(Saved data entries)

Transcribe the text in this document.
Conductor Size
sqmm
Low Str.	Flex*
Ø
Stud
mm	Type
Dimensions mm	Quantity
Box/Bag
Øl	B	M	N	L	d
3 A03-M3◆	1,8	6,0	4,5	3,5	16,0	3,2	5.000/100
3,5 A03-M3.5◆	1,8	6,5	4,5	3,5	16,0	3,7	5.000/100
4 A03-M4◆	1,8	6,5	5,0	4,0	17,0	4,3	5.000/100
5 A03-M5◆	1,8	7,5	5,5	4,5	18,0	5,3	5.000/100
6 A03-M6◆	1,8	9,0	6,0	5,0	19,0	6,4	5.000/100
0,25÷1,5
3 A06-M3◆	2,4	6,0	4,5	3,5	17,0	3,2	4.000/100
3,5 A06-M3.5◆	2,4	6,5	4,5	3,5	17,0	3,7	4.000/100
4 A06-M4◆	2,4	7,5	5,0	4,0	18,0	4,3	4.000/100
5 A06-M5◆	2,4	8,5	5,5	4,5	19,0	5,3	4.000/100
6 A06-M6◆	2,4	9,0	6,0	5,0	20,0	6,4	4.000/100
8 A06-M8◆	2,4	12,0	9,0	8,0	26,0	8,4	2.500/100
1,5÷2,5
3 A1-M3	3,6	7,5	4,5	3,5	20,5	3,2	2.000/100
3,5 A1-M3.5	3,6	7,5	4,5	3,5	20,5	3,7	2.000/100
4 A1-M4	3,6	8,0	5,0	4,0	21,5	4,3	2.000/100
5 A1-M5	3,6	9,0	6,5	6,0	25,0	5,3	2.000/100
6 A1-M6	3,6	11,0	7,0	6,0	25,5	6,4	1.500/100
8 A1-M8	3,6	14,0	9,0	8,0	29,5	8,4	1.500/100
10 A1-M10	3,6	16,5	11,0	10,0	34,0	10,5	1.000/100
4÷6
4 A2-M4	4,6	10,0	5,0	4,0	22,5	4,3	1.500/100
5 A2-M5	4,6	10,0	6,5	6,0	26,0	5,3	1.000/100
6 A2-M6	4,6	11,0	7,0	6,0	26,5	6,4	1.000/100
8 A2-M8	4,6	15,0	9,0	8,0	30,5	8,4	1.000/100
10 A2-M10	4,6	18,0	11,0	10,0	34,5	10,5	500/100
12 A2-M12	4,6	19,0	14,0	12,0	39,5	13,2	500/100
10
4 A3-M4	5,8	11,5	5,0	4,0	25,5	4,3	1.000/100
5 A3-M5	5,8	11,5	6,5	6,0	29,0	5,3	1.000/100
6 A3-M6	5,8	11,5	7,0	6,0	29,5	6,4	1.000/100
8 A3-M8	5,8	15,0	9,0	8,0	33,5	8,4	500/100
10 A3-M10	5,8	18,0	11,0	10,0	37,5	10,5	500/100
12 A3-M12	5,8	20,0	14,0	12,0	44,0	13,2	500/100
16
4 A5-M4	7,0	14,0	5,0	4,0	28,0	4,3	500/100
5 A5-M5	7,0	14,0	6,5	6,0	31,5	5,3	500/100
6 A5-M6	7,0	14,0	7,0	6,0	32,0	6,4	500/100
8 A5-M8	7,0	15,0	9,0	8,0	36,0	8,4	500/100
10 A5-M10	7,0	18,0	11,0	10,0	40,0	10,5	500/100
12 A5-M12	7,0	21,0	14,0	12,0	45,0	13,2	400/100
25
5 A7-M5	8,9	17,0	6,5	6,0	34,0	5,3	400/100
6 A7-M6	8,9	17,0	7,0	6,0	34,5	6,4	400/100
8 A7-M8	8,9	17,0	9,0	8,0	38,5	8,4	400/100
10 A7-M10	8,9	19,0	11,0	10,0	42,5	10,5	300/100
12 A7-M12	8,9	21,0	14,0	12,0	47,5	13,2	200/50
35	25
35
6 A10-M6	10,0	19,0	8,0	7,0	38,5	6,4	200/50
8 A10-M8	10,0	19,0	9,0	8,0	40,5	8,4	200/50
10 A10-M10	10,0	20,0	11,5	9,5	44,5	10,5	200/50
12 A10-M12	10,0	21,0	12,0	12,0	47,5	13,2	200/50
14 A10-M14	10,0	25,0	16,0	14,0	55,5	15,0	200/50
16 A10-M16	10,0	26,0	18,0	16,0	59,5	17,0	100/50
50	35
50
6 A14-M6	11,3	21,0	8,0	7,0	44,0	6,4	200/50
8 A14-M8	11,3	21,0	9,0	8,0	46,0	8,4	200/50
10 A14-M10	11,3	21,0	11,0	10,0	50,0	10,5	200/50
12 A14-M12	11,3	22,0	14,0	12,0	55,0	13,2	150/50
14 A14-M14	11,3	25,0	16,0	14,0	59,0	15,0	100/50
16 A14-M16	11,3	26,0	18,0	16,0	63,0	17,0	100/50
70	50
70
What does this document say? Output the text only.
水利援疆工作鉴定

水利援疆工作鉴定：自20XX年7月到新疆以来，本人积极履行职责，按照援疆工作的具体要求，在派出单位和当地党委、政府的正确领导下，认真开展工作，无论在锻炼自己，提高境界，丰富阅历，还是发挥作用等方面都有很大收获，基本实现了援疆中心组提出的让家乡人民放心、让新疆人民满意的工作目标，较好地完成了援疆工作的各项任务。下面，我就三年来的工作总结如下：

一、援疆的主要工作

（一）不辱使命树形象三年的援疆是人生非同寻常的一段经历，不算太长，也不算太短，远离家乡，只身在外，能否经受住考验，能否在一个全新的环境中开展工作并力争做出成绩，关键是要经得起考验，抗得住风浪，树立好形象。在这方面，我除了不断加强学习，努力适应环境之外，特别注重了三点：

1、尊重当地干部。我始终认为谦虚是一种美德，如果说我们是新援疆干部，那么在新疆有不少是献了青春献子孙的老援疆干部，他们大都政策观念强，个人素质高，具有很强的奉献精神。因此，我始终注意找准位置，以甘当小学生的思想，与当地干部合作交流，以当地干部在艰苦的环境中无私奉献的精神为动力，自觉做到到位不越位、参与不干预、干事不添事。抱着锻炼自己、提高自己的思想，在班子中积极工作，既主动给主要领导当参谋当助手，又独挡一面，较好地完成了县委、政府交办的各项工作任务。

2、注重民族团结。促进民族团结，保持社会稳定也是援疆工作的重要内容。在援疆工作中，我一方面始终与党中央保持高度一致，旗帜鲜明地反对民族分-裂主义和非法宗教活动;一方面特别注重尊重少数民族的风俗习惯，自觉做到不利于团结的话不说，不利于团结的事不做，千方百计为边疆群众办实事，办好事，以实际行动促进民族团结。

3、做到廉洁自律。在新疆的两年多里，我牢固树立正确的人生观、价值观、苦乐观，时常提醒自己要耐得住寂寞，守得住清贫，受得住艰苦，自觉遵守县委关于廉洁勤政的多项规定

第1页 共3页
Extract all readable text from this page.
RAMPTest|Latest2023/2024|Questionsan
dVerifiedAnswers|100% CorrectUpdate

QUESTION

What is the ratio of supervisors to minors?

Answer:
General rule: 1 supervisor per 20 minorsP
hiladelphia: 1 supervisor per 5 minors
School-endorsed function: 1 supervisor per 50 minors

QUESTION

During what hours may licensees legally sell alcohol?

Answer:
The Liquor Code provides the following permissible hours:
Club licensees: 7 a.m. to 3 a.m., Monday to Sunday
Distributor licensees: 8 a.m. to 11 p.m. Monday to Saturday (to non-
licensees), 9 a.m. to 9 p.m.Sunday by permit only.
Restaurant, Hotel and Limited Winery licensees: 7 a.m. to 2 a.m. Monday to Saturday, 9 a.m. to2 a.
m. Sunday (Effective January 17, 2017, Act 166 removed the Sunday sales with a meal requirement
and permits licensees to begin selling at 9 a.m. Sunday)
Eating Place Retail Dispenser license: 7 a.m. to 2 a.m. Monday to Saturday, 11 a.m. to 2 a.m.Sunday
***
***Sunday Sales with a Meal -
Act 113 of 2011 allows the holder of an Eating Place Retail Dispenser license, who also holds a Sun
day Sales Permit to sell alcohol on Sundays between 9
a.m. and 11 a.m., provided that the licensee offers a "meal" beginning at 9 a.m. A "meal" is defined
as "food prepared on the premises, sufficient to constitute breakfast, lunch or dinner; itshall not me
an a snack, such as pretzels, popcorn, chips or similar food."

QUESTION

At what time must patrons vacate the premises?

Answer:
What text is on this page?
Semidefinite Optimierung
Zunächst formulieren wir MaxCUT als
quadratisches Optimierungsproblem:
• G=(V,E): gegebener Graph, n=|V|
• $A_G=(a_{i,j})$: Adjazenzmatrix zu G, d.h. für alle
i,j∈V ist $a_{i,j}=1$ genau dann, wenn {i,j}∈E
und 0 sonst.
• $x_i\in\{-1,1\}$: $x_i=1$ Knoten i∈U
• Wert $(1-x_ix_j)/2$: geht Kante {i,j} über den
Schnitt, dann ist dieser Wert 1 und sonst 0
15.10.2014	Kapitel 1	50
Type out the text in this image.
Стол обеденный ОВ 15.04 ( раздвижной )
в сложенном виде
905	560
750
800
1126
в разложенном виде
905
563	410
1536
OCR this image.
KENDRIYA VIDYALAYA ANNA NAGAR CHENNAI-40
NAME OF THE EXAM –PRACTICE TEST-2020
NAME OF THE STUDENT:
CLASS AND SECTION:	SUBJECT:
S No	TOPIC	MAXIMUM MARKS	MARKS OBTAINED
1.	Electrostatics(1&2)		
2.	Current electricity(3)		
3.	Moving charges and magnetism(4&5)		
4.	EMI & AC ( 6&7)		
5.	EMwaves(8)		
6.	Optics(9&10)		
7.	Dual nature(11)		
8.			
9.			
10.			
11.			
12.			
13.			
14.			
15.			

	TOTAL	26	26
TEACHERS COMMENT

What you will do. A line counts if it holds the word "Saturday". Work out how many lines in the listing count, and give only that number.

Solution to the exercise. 3